INSTRUCTION =
Copy out all the lines exactly. Omit pictures.

INPUT =
################

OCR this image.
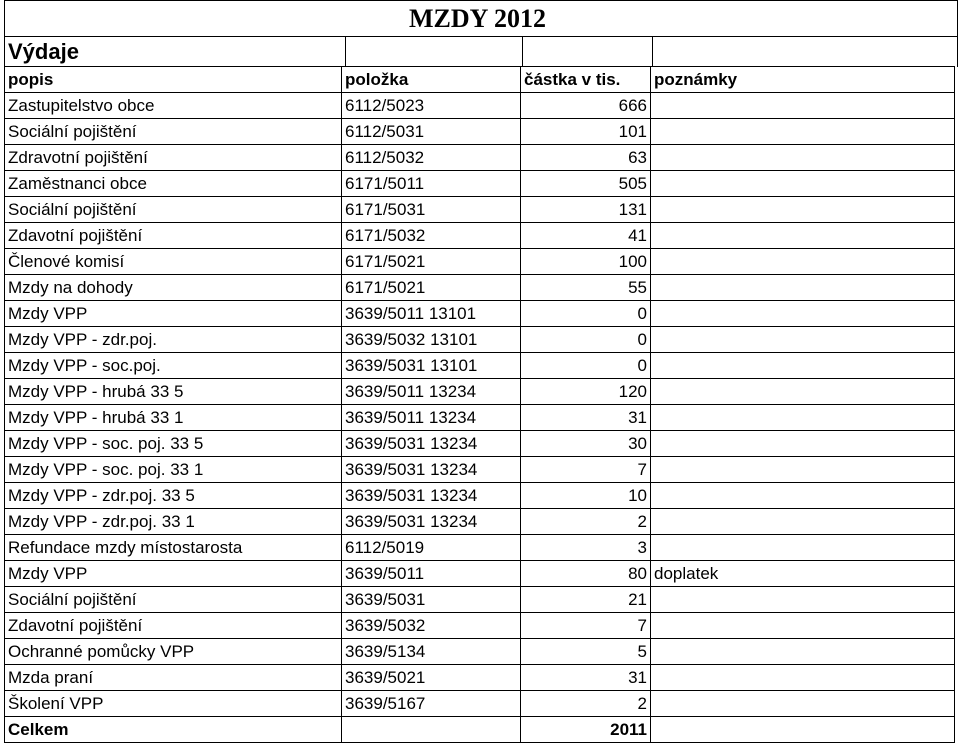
MZDY 2012
Výdaje
popis	položka	částka v tis.	poznámky
Zastupitelstvo obce	6112/5023	666	
Sociální pojištění	6112/5031	101	
Zdravotní pojištění	6112/5032	63	
Zaměstnanci obce	6171/5011	505	
Sociální pojištění	6171/5031	131	
Zdavotní pojištění	6171/5032	41	
Členové komisí	6171/5021	100	
Mzdy na dohody	6171/5021	55	
Mzdy VPP	3639/5011 13101	0	
Mzdy VPP - zdr.poj.	3639/5032 13101	0	
Mzdy VPP - soc.poj.	3639/5031 13101	0	
Mzdy VPP - hrubá 33 5	3639/5011 13234	120	
Mzdy VPP - hrubá 33 1	3639/5011 13234	31	
Mzdy VPP - soc. poj. 33 5	3639/5031 13234	30	
Mzdy VPP - soc. poj. 33 1	3639/5031 13234	7	
Mzdy VPP - zdr.poj. 33 5	3639/5031 13234	10	
Mzdy VPP - zdr.poj. 33 1	3639/5031 13234	2	
Refundace mzdy místostarosta	6112/5019	3	
Mzdy VPP	3639/5011	80	doplatek
Sociální pojištění	3639/5031	21	
Zdavotní pojištění	3639/5032	7	
Ochranné pomůcky VPP	3639/5134	5	
Mzda praní	3639/5021	31	
Školení VPP	3639/5167	2	
Celkem		2011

################

SOLUTION TO THIS PROBLEM =
OCR this image.
MZDY 2012
Výdaje
popis	položka	částka v tis.	poznámky
Zastupitelstvo obce	6112/5023	666	
Sociální pojištění	6112/5031	101	
Zdravotní pojištění	6112/5032	63	
Zaměstnanci obce	6171/5011	505	
Sociální pojištění	6171/5031	131	
Zdavotní pojištění	6171/5032	41	
Členové komisí	6171/5021	100	
Mzdy na dohody	6171/5021	55	
Mzdy VPP	3639/5011 13101	0	
Mzdy VPP - zdr.poj.	3639/5032 13101	0	
Mzdy VPP - soc.poj.	3639/5031 13101	0	
Mzdy VPP - hrubá 33 5	3639/5011 13234	120	
Mzdy VPP - hrubá 33 1	3639/5011 13234	31	
Mzdy VPP - soc. poj. 33 5	3639/5031 13234	30	
Mzdy VPP - soc. poj. 33 1	3639/5031 13234	7	
Mzdy VPP - zdr.poj. 33 5	3639/5031 13234	10	
Mzdy VPP - zdr.poj. 33 1	3639/5031 13234	2	
Refundace mzdy místostarosta	6112/5019	3	
Mzdy VPP	3639/5011	80	doplatek
Sociální pojištění	3639/5031	21	
Zdavotní pojištění	3639/5032	7	
Ochranné pomůcky VPP	3639/5134	5	
Mzda praní	3639/5021	31	
Školení VPP	3639/5167	2	
Celkem		2011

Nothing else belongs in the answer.